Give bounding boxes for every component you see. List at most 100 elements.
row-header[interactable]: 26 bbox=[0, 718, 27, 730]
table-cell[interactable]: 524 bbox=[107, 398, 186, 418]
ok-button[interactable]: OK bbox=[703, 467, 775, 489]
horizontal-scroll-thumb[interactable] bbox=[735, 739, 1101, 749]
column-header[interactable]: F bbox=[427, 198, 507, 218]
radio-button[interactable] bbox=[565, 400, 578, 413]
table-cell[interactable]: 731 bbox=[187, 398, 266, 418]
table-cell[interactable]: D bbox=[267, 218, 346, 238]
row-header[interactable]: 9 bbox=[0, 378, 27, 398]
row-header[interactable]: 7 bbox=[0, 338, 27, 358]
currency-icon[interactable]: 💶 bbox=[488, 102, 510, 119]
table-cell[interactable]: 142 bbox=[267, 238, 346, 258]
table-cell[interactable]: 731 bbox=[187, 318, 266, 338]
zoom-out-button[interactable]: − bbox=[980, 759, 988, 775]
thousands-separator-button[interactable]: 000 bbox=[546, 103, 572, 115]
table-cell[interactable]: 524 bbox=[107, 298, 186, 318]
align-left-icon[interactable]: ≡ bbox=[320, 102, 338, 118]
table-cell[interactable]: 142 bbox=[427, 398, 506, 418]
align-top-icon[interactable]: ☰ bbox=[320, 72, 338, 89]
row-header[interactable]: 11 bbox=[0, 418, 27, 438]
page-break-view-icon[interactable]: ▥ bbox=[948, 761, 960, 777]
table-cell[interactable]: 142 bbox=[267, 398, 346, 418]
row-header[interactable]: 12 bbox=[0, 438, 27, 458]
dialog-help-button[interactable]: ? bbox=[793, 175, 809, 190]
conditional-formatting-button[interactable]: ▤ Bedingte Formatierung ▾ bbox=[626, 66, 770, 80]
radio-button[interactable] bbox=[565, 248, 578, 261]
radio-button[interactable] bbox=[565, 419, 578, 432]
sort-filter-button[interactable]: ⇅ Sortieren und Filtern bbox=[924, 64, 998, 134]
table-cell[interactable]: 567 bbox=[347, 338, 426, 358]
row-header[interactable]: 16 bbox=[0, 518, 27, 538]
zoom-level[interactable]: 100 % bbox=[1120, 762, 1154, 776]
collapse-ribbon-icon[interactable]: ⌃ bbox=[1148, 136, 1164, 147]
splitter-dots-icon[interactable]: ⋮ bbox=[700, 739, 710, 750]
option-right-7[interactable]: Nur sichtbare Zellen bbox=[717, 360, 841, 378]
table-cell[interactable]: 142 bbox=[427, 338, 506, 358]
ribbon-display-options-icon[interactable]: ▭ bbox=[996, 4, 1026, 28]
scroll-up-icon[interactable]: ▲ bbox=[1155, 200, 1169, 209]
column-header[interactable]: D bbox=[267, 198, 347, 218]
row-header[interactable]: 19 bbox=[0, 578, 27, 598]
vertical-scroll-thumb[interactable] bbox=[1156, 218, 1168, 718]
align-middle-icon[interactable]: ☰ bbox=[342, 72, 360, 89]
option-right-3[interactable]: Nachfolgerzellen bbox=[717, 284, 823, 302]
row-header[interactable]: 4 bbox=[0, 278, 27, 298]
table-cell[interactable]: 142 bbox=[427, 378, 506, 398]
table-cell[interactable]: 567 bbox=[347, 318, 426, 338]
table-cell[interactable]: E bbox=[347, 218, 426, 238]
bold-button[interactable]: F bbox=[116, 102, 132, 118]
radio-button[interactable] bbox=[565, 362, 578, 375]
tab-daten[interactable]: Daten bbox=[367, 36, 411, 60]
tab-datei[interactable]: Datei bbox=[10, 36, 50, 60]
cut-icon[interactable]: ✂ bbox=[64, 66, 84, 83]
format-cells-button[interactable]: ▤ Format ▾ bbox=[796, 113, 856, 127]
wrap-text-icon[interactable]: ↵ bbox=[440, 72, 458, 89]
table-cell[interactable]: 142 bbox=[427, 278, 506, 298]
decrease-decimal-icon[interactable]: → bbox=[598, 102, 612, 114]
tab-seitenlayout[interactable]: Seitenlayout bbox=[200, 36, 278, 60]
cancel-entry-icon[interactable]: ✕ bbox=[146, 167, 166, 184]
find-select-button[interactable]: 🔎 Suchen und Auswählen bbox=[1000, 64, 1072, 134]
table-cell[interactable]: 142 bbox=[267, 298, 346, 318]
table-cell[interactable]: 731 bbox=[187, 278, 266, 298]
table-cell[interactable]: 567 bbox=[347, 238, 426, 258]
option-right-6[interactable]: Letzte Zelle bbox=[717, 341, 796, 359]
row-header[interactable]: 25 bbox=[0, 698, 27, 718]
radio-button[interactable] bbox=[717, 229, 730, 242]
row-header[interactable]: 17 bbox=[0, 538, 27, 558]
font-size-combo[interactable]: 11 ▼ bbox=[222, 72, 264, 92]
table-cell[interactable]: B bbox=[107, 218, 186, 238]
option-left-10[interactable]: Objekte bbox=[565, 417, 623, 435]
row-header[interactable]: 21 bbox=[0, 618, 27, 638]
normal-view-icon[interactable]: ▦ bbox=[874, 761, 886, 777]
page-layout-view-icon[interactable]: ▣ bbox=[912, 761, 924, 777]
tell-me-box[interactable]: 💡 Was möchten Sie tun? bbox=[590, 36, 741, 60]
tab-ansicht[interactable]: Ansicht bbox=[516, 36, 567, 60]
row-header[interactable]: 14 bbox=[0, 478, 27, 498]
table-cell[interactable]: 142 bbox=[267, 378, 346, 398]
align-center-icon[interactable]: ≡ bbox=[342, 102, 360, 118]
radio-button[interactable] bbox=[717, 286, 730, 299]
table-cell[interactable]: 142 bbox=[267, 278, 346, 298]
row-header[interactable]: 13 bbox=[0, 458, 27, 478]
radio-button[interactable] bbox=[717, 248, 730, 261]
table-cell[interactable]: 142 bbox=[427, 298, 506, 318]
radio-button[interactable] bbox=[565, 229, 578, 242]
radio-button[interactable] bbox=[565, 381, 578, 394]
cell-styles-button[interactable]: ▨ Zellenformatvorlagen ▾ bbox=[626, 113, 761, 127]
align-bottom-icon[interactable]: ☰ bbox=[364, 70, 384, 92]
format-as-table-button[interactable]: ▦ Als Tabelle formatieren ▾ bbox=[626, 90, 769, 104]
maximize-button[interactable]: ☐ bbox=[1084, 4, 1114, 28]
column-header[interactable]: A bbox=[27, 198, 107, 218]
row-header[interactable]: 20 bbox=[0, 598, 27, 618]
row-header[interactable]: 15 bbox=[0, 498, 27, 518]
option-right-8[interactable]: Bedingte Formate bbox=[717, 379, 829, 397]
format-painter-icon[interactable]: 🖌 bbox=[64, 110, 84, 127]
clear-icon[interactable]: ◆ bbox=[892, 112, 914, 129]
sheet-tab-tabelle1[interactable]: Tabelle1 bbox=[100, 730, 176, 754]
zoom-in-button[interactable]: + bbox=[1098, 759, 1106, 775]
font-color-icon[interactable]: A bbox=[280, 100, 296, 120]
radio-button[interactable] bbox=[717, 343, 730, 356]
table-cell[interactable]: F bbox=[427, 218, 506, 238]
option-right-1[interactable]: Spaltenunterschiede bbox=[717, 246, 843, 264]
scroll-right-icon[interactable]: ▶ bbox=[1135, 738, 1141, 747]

◆ ◆ ◆ ◆

[DIRECTIONS] Set down the listing above line for line, with no changes at all.

[RESULT OF THIS EXERCISE]
Give bounding boxes for every component you see. List at most 100 elements.
row-header[interactable]: 26 bbox=[0, 718, 27, 730]
table-cell[interactable]: 524 bbox=[107, 398, 186, 418]
ok-button[interactable]: OK bbox=[703, 467, 775, 489]
horizontal-scroll-thumb[interactable] bbox=[735, 739, 1101, 749]
column-header[interactable]: F bbox=[427, 198, 507, 218]
radio-button[interactable] bbox=[565, 400, 578, 413]
table-cell[interactable]: 731 bbox=[187, 398, 266, 418]
table-cell[interactable]: D bbox=[267, 218, 346, 238]
row-header[interactable]: 9 bbox=[0, 378, 27, 398]
row-header[interactable]: 7 bbox=[0, 338, 27, 358]
currency-icon[interactable]: 💶 bbox=[488, 102, 510, 119]
table-cell[interactable]: 142 bbox=[267, 238, 346, 258]
table-cell[interactable]: 731 bbox=[187, 318, 266, 338]
zoom-out-button[interactable]: − bbox=[980, 759, 988, 775]
thousands-separator-button[interactable]: 000 bbox=[546, 103, 572, 115]
table-cell[interactable]: 524 bbox=[107, 298, 186, 318]
align-left-icon[interactable]: ≡ bbox=[320, 102, 338, 118]
table-cell[interactable]: 142 bbox=[427, 398, 506, 418]
align-top-icon[interactable]: ☰ bbox=[320, 72, 338, 89]
row-header[interactable]: 11 bbox=[0, 418, 27, 438]
page-break-view-icon[interactable]: ▥ bbox=[948, 761, 960, 777]
table-cell[interactable]: 142 bbox=[267, 398, 346, 418]
row-header[interactable]: 12 bbox=[0, 438, 27, 458]
dialog-help-button[interactable]: ? bbox=[793, 175, 809, 190]
conditional-formatting-button[interactable]: ▤ Bedingte Formatierung ▾ bbox=[626, 66, 770, 80]
radio-button[interactable] bbox=[565, 248, 578, 261]
radio-button[interactable] bbox=[565, 419, 578, 432]
sort-filter-button[interactable]: ⇅ Sortieren und Filtern bbox=[924, 64, 998, 134]
table-cell[interactable]: 567 bbox=[347, 338, 426, 358]
row-header[interactable]: 16 bbox=[0, 518, 27, 538]
zoom-level[interactable]: 100 % bbox=[1120, 762, 1154, 776]
collapse-ribbon-icon[interactable]: ⌃ bbox=[1148, 136, 1164, 147]
splitter-dots-icon[interactable]: ⋮ bbox=[700, 739, 710, 750]
option-right-7[interactable]: Nur sichtbare Zellen bbox=[717, 360, 841, 378]
table-cell[interactable]: 142 bbox=[427, 338, 506, 358]
ribbon-display-options-icon[interactable]: ▭ bbox=[996, 4, 1026, 28]
scroll-up-icon[interactable]: ▲ bbox=[1155, 200, 1169, 209]
column-header[interactable]: D bbox=[267, 198, 347, 218]
row-header[interactable]: 19 bbox=[0, 578, 27, 598]
vertical-scroll-thumb[interactable] bbox=[1156, 218, 1168, 718]
align-middle-icon[interactable]: ☰ bbox=[342, 72, 360, 89]
option-right-3[interactable]: Nachfolgerzellen bbox=[717, 284, 823, 302]
row-header[interactable]: 4 bbox=[0, 278, 27, 298]
table-cell[interactable]: 142 bbox=[427, 378, 506, 398]
table-cell[interactable]: 567 bbox=[347, 318, 426, 338]
table-cell[interactable]: E bbox=[347, 218, 426, 238]
bold-button[interactable]: F bbox=[116, 102, 132, 118]
radio-button[interactable] bbox=[565, 362, 578, 375]
tab-daten[interactable]: Daten bbox=[367, 36, 411, 60]
tab-datei[interactable]: Datei bbox=[10, 36, 50, 60]
cut-icon[interactable]: ✂ bbox=[64, 66, 84, 83]
format-cells-button[interactable]: ▤ Format ▾ bbox=[796, 113, 856, 127]
wrap-text-icon[interactable]: ↵ bbox=[440, 72, 458, 89]
table-cell[interactable]: 142 bbox=[427, 278, 506, 298]
decrease-decimal-icon[interactable]: → bbox=[598, 102, 612, 114]
tab-seitenlayout[interactable]: Seitenlayout bbox=[200, 36, 278, 60]
cancel-entry-icon[interactable]: ✕ bbox=[146, 167, 166, 184]
find-select-button[interactable]: 🔎 Suchen und Auswählen bbox=[1000, 64, 1072, 134]
table-cell[interactable]: 142 bbox=[267, 298, 346, 318]
table-cell[interactable]: 731 bbox=[187, 278, 266, 298]
table-cell[interactable]: 567 bbox=[347, 238, 426, 258]
option-right-6[interactable]: Letzte Zelle bbox=[717, 341, 796, 359]
row-header[interactable]: 25 bbox=[0, 698, 27, 718]
radio-button[interactable] bbox=[717, 229, 730, 242]
row-header[interactable]: 17 bbox=[0, 538, 27, 558]
font-size-combo[interactable]: 11 ▼ bbox=[222, 72, 264, 92]
table-cell[interactable]: B bbox=[107, 218, 186, 238]
option-left-10[interactable]: Objekte bbox=[565, 417, 623, 435]
row-header[interactable]: 21 bbox=[0, 618, 27, 638]
normal-view-icon[interactable]: ▦ bbox=[874, 761, 886, 777]
page-layout-view-icon[interactable]: ▣ bbox=[912, 761, 924, 777]
tell-me-box[interactable]: 💡 Was möchten Sie tun? bbox=[590, 36, 741, 60]
tab-ansicht[interactable]: Ansicht bbox=[516, 36, 567, 60]
row-header[interactable]: 14 bbox=[0, 478, 27, 498]
table-cell[interactable]: 142 bbox=[267, 378, 346, 398]
align-center-icon[interactable]: ≡ bbox=[342, 102, 360, 118]
radio-button[interactable] bbox=[717, 286, 730, 299]
table-cell[interactable]: 142 bbox=[267, 278, 346, 298]
row-header[interactable]: 13 bbox=[0, 458, 27, 478]
radio-button[interactable] bbox=[717, 248, 730, 261]
table-cell[interactable]: 142 bbox=[427, 298, 506, 318]
radio-button[interactable] bbox=[565, 229, 578, 242]
radio-button[interactable] bbox=[565, 381, 578, 394]
cell-styles-button[interactable]: ▨ Zellenformatvorlagen ▾ bbox=[626, 113, 761, 127]
align-bottom-icon[interactable]: ☰ bbox=[364, 70, 384, 92]
format-as-table-button[interactable]: ▦ Als Tabelle formatieren ▾ bbox=[626, 90, 769, 104]
maximize-button[interactable]: ☐ bbox=[1084, 4, 1114, 28]
column-header[interactable]: A bbox=[27, 198, 107, 218]
row-header[interactable]: 20 bbox=[0, 598, 27, 618]
row-header[interactable]: 15 bbox=[0, 498, 27, 518]
option-right-8[interactable]: Bedingte Formate bbox=[717, 379, 829, 397]
format-painter-icon[interactable]: 🖌 bbox=[64, 110, 84, 127]
clear-icon[interactable]: ◆ bbox=[892, 112, 914, 129]
sheet-tab-tabelle1[interactable]: Tabelle1 bbox=[100, 730, 176, 754]
zoom-in-button[interactable]: + bbox=[1098, 759, 1106, 775]
font-color-icon[interactable]: A bbox=[280, 100, 296, 120]
radio-button[interactable] bbox=[717, 343, 730, 356]
table-cell[interactable]: F bbox=[427, 218, 506, 238]
option-right-1[interactable]: Spaltenunterschiede bbox=[717, 246, 843, 264]
scroll-right-icon[interactable]: ▶ bbox=[1135, 738, 1141, 747]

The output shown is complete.